*** Opening of EXCERPT ***

Additional factors influence rituximab-CMC in RRCL
Previously, we showed that RRCL have other phenotypic changes leading to cross-resistance to other mAbs (upregulation of CD55 and CD59) or chemotherapy agents (downregulation of Bax/Bak; refs. 9, 10). Whereas we found a linear correlation between rituximab-CMC and CD20 downregulation as lymphoma cells acquired resistance to rituximab, other factors may have contributed significantly to the acquirement of rituximab resistance. To this end, we isolated single-cell clones from the heterogeneous populations of RSCL (Raji and RL) and the RRCL (Raji4RH, Raji2R, and RL4RH) by limiting dilution and expansion. Single-cell clones were verified by ImageStream data (data not shown).
Differences were observed between single-cell clones of RSCL and RRCL in terms of surface CD20 expression, cell size, Bcl-2 family member levels, and in vitro responsiveness to rituximab. Cell clones isolated from Raji2R cells had a larger size, lower surface CD20 expression (Fig. 2A), and lower levels of Bax/Bak than did parental Raji cells (Supplementary Fig. S1). Furthermore, taking into consideration both changes in size and CD20 surface expression, the decrease in mean surface CD20 density in Raji2R was magnified when compared with Raji cells (Fig. 2B). As previously noted, Raji2R cells were essentially resistant to rituximab-CMC.
Using ImageStream studies, we defined a threshold of CD20 antigen density expression required for efficient rituximab-CMC at approximately 150 CD20-FITC/μm2. A direct correlation between surface CD20 density and rituximab-CMC was observed in Raji but not in Raji2R cell clones, suggesting the existence of additional factors influencing rituximab activity in RRCL. CD20 antigen density ranged from 150 to 300 CD20-FITC/μm2 in cell clones isolated from Raji cells, and rituximab-CMC exhibited a linear correlation with CD20 levels. In contrast, most of the cell clones isolated from Raji2R cells had a much lower CD20 antigen density (50 to 150 CD20-FITC/μm2) and minimal rituximab-CMC activity (Fig. 2B).
We further compared the degree of rituximab-CMC between cell clones isolated from Raji (RSCL) and Raji2R (RRCL) with equivalent levels of CD20 antigen. In some subclones, CD20 antigen levels appeared primarily responsible for rituximab-CMC (e.g., Raji clone 6 and Raji2R). On the other hand, several RSCL and RRCL clones exhibited similar responsiveness to rituximab at different CD20 levels (Raji clone 6 vs. Raji2R clones 3, 4, or 10). Moreover, several pairs of Raji subclones with similar CD20 expression levels showed variable responsiveness to rituximab (Raji clone 3 vs. 20 and 16; 21 vs. 5 and 7; and 2 vs. 14). These data suggest the existence of other factors affecting rituximab activity (Fig. 2B).
To evaluate whether the expression of CIPs, CD55 and CD59, could account for the discrepancies between CD20 expression and rituximab-CMC in Raji clones, we determined their surface expression levels by ImageStream. There were differential surface expression levels of both CIPs within Raji single-cell clones (Fig. 2C and D). Raji clones 3 and 7, in particular, expressed higher CD59 than their pair counterparts, clones 16 and 21, respectively. This potentially explained why even though these 2 pairs of clones expressed a similar surface CD20 density, significant differences in rituximab-CMC sensitivity were seen.

*** Close of EXCERPT ***
*** Opening of INFORMATION PROVIDED ***

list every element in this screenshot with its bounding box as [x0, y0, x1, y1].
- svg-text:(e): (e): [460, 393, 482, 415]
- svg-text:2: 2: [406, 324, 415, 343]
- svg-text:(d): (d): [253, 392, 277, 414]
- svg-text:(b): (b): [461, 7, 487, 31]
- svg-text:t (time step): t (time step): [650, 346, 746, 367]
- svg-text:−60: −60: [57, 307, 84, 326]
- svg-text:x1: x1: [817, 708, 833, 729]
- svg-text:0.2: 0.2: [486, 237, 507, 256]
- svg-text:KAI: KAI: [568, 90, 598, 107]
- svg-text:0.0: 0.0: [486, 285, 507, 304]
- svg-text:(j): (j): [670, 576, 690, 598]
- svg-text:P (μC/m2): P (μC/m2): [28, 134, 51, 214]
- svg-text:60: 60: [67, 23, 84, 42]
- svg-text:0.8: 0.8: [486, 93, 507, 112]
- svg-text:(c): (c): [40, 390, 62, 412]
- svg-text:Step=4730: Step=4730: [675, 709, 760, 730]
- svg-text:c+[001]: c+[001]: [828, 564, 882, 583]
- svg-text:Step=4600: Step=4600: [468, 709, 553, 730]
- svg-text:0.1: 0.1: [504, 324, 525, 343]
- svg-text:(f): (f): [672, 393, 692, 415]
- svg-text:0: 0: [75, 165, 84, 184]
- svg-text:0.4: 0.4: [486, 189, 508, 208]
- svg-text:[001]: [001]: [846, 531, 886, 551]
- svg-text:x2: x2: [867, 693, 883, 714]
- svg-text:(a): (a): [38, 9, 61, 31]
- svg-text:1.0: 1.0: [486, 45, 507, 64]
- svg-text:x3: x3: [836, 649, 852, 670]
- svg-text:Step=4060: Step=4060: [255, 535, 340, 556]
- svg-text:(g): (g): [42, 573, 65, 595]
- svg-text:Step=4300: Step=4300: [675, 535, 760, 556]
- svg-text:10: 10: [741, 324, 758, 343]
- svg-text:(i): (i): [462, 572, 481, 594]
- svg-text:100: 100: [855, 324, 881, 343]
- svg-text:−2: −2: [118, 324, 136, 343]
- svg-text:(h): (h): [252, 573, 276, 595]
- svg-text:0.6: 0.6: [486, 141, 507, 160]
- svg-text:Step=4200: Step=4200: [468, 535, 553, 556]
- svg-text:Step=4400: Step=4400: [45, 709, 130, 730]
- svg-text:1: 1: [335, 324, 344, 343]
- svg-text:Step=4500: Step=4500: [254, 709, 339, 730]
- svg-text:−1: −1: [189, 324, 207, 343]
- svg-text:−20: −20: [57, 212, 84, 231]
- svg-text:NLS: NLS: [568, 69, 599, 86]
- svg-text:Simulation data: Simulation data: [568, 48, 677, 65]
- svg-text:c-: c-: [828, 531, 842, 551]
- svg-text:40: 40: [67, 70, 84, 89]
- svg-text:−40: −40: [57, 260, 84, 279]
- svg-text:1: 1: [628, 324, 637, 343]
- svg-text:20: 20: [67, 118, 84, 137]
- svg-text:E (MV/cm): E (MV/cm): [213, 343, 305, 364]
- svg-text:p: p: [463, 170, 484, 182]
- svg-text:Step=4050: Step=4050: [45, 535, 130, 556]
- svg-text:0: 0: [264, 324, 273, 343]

*** Close of INFORMATION PROVIDED ***

● THINGS TO DO
A. According to the excerpt on rituximab resistance in lymphoma cells, what CD20 antigen density threshold did the ImageStream studies define for efficient rituximab-CMC?
B. Resume the excerpt on rituximab resistance in lymphoma cell clones, starting after its final sentence.

● RESPONSE LIST
A. Approximately 150 CD20-FITC/μm2.

B.
While overexpression of CIPs could explain the resistant phenotype observed, we previously showed that RRCL are lysed by mAbs targeting CD52 (alemtuzumab; ref. 17). This observation further supports a cause and effect between CD20 expression and a decrease in rituximab activity observed in our in vitro lymphoma model.
Overall, we observed that rituximab-CMC is dependent on CD20 expression in RSCL and may be further affected by the surface expression of CIPs. In RRCL, it appears that CIPs may play a more dominant role. However, CD20 levels observed were below the threshold level for rituximab activity in RRCL clones.
Transient CD20 knockdown in RSCL negatively affected rituximab-CMC
To further investigate the significance of CD20 expression in rituximab activity and to investigate whether additional mechanisms might be involved in the process of acquired resistance to rituximab, we knocked down endogenous CD20 in RSCL (Raji) using the On-TARGETplus SMARTpool siRNA against CD20 (MS4A1), which consisted of 4 siRNA duplexes. Cell lysates from untransfected Raji, Raji2R, as well as mock- and CD20 siRNA-transfected Raji were analyzed for endogenous expression of CD20.
CD20 siRNA-transfected Raji cells exhibited 60% decrease in endogenous CD20 when compared with untransfected and mock-transfected Raji cells (Fig. 3A–C). Despite a significant reduction of surface CD20 antigen (i.e., comparable with levels observed in Raji2R cells), CD20 siRNA-transfected Raji cells had only a 15% decrease in rituximab-CMC when compared with rituximab-CMC in Raji control cells (Fig. 3C). Together these data suggest that CD20 antigen expression contributes partially to rituximab-CMC and that additional factors such as CIPs likely affect the biologic activity of rituximab.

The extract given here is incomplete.